All lines holding the string "name" are to be shown.

┏━━

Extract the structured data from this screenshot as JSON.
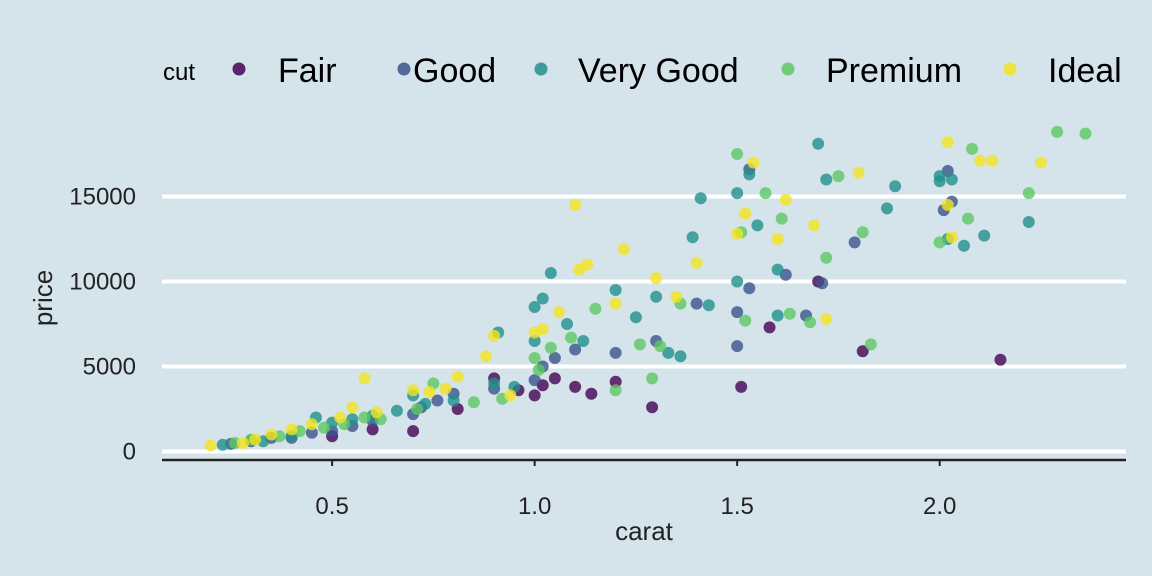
{
  "chart_data": {
    "type": "scatter",
    "xlabel": "carat",
    "ylabel": "price",
    "xlim": [
      0.08,
      2.46
    ],
    "ylim": [
      -500,
      19500
    ],
    "xticks": [
      0.5,
      1.0,
      1.5,
      2.0
    ],
    "xtick_labels": [
      "0.5",
      "1.0",
      "1.5",
      "2.0"
    ],
    "yticks": [
      0,
      5000,
      10000,
      15000
    ],
    "ytick_labels": [
      "0",
      "5000",
      "10000",
      "15000"
    ],
    "grid": "horizontal major lines only",
    "legend": {
      "title": "cut",
      "position": "top",
      "entries": [
        "Fair",
        "Good",
        "Very Good",
        "Premium",
        "Ideal"
      ]
    },
    "colors": {
      "Fair": "#440154",
      "Good": "#3b528b",
      "Very Good": "#21908c",
      "Premium": "#5dc863",
      "Ideal": "#f2e420",
      "background": "#d5e4eb",
      "gridline": "#ffffff",
      "axis_line": "#222222"
    },
    "series": [
      {
        "name": "Fair",
        "points": [
          [
            0.7,
            1200
          ],
          [
            0.9,
            4300
          ],
          [
            0.96,
            3600
          ],
          [
            1.0,
            3300
          ],
          [
            1.02,
            3900
          ],
          [
            1.05,
            4300
          ],
          [
            1.1,
            3800
          ],
          [
            1.14,
            3400
          ],
          [
            1.2,
            4100
          ],
          [
            1.29,
            2600
          ],
          [
            1.51,
            3800
          ],
          [
            1.58,
            7300
          ],
          [
            1.7,
            10000
          ],
          [
            1.81,
            5900
          ],
          [
            2.15,
            5400
          ],
          [
            0.81,
            2500
          ],
          [
            0.6,
            1300
          ],
          [
            0.5,
            900
          ]
        ]
      },
      {
        "name": "Good",
        "points": [
          [
            0.25,
            450
          ],
          [
            0.3,
            600
          ],
          [
            0.35,
            800
          ],
          [
            0.4,
            800
          ],
          [
            0.45,
            1100
          ],
          [
            0.5,
            1200
          ],
          [
            0.55,
            1500
          ],
          [
            0.6,
            1800
          ],
          [
            0.7,
            2200
          ],
          [
            0.72,
            2600
          ],
          [
            0.76,
            3000
          ],
          [
            0.8,
            3400
          ],
          [
            0.9,
            3700
          ],
          [
            1.0,
            4200
          ],
          [
            1.02,
            5000
          ],
          [
            1.05,
            5500
          ],
          [
            1.1,
            6000
          ],
          [
            1.2,
            5800
          ],
          [
            1.3,
            6500
          ],
          [
            1.4,
            8700
          ],
          [
            1.5,
            6200
          ],
          [
            1.5,
            8200
          ],
          [
            1.53,
            9600
          ],
          [
            1.62,
            10400
          ],
          [
            1.67,
            8000
          ],
          [
            1.71,
            9900
          ],
          [
            1.79,
            12300
          ],
          [
            2.01,
            14200
          ],
          [
            2.02,
            16500
          ],
          [
            2.03,
            14700
          ],
          [
            1.53,
            16600
          ]
        ]
      },
      {
        "name": "Very Good",
        "points": [
          [
            0.23,
            400
          ],
          [
            0.3,
            650
          ],
          [
            0.33,
            600
          ],
          [
            0.4,
            900
          ],
          [
            0.46,
            2000
          ],
          [
            0.5,
            1700
          ],
          [
            0.55,
            1900
          ],
          [
            0.6,
            2100
          ],
          [
            0.66,
            2400
          ],
          [
            0.7,
            3300
          ],
          [
            0.73,
            2800
          ],
          [
            0.8,
            3000
          ],
          [
            0.9,
            4000
          ],
          [
            0.91,
            7000
          ],
          [
            0.95,
            3800
          ],
          [
            1.0,
            6500
          ],
          [
            1.0,
            8500
          ],
          [
            1.02,
            9000
          ],
          [
            1.04,
            10500
          ],
          [
            1.08,
            7500
          ],
          [
            1.12,
            6500
          ],
          [
            1.2,
            9500
          ],
          [
            1.25,
            7900
          ],
          [
            1.3,
            9100
          ],
          [
            1.33,
            5800
          ],
          [
            1.36,
            5600
          ],
          [
            1.39,
            12600
          ],
          [
            1.41,
            14900
          ],
          [
            1.43,
            8600
          ],
          [
            1.5,
            10000
          ],
          [
            1.5,
            15200
          ],
          [
            1.53,
            16300
          ],
          [
            1.55,
            13300
          ],
          [
            1.6,
            10700
          ],
          [
            1.6,
            8000
          ],
          [
            1.7,
            18100
          ],
          [
            1.72,
            16000
          ],
          [
            1.87,
            14300
          ],
          [
            1.89,
            15600
          ],
          [
            2.0,
            16200
          ],
          [
            2.0,
            15900
          ],
          [
            2.02,
            12500
          ],
          [
            2.03,
            16000
          ],
          [
            2.06,
            12100
          ],
          [
            2.11,
            12700
          ],
          [
            2.22,
            13500
          ]
        ]
      },
      {
        "name": "Premium",
        "points": [
          [
            0.26,
            500
          ],
          [
            0.3,
            700
          ],
          [
            0.37,
            900
          ],
          [
            0.42,
            1200
          ],
          [
            0.48,
            1400
          ],
          [
            0.53,
            1600
          ],
          [
            0.58,
            2000
          ],
          [
            0.62,
            1900
          ],
          [
            0.71,
            2500
          ],
          [
            0.75,
            4000
          ],
          [
            0.85,
            2900
          ],
          [
            0.92,
            3100
          ],
          [
            1.0,
            5500
          ],
          [
            1.01,
            4800
          ],
          [
            1.04,
            6100
          ],
          [
            1.09,
            6700
          ],
          [
            1.15,
            8400
          ],
          [
            1.2,
            3600
          ],
          [
            1.26,
            6300
          ],
          [
            1.29,
            4300
          ],
          [
            1.31,
            6200
          ],
          [
            1.36,
            8700
          ],
          [
            1.5,
            17500
          ],
          [
            1.51,
            12900
          ],
          [
            1.52,
            7700
          ],
          [
            1.57,
            15200
          ],
          [
            1.61,
            13700
          ],
          [
            1.63,
            8100
          ],
          [
            1.68,
            7600
          ],
          [
            1.72,
            11400
          ],
          [
            1.75,
            16200
          ],
          [
            1.81,
            12900
          ],
          [
            1.83,
            6300
          ],
          [
            2.0,
            12300
          ],
          [
            2.07,
            13700
          ],
          [
            2.08,
            17800
          ],
          [
            2.22,
            15200
          ],
          [
            2.29,
            18800
          ],
          [
            2.36,
            18700
          ]
        ]
      },
      {
        "name": "Ideal",
        "points": [
          [
            0.2,
            350
          ],
          [
            0.28,
            500
          ],
          [
            0.31,
            700
          ],
          [
            0.35,
            1000
          ],
          [
            0.4,
            1300
          ],
          [
            0.45,
            1600
          ],
          [
            0.52,
            2000
          ],
          [
            0.55,
            2600
          ],
          [
            0.58,
            4300
          ],
          [
            0.61,
            2300
          ],
          [
            0.7,
            3600
          ],
          [
            0.74,
            3500
          ],
          [
            0.78,
            3700
          ],
          [
            0.81,
            4400
          ],
          [
            0.88,
            5600
          ],
          [
            0.9,
            6800
          ],
          [
            0.94,
            3300
          ],
          [
            1.0,
            7000
          ],
          [
            1.02,
            7200
          ],
          [
            1.06,
            8200
          ],
          [
            1.1,
            14500
          ],
          [
            1.11,
            10700
          ],
          [
            1.13,
            11000
          ],
          [
            1.2,
            8700
          ],
          [
            1.22,
            11900
          ],
          [
            1.3,
            10200
          ],
          [
            1.35,
            9100
          ],
          [
            1.4,
            11100
          ],
          [
            1.5,
            12800
          ],
          [
            1.52,
            14000
          ],
          [
            1.54,
            17000
          ],
          [
            1.6,
            12500
          ],
          [
            1.62,
            14800
          ],
          [
            1.69,
            13300
          ],
          [
            1.72,
            7800
          ],
          [
            1.8,
            16400
          ],
          [
            2.02,
            18200
          ],
          [
            2.02,
            14500
          ],
          [
            2.03,
            12600
          ],
          [
            2.1,
            17100
          ],
          [
            2.13,
            17100
          ],
          [
            2.25,
            17000
          ]
        ]
      }
    ]
  }
}
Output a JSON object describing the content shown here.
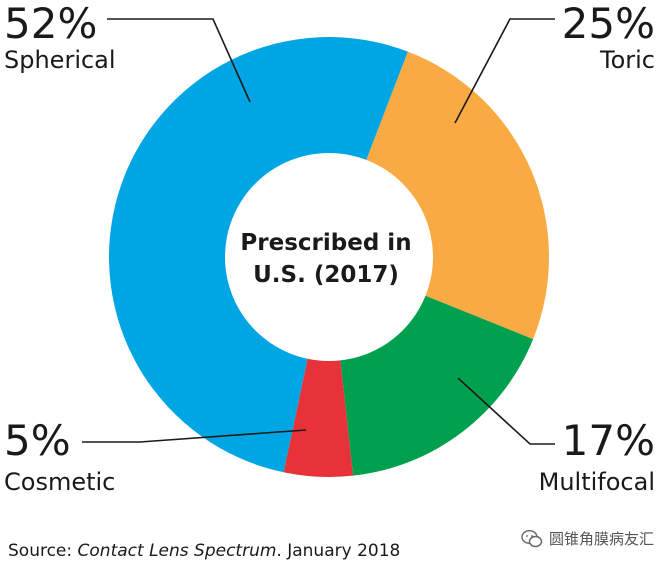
{
  "chart_data": {
    "type": "pie",
    "variant": "donut",
    "center_label": [
      "Prescribed in",
      "U.S. (2017)"
    ],
    "slices": [
      {
        "label": "Spherical",
        "value": 52,
        "value_label": "52%",
        "color": "#00a5e3"
      },
      {
        "label": "Toric",
        "value": 25,
        "value_label": "25%",
        "color": "#f9aa42"
      },
      {
        "label": "Multifocal",
        "value": 17,
        "value_label": "17%",
        "color": "#00a04f"
      },
      {
        "label": "Cosmetic",
        "value": 5,
        "value_label": "5%",
        "color": "#e8323a"
      }
    ]
  },
  "footer": {
    "prefix": "Source: ",
    "title": "Contact Lens Spectrum",
    "suffix": ". January 2018"
  },
  "watermark": {
    "text": "圆锥角膜病友汇",
    "icon": "wechat-icon"
  }
}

┗━━

● The completed task:
        "name": "Fair",
        "name": "Good",
        "name": "Very Good",
        "name": "Premium",
        "name": "Ideal",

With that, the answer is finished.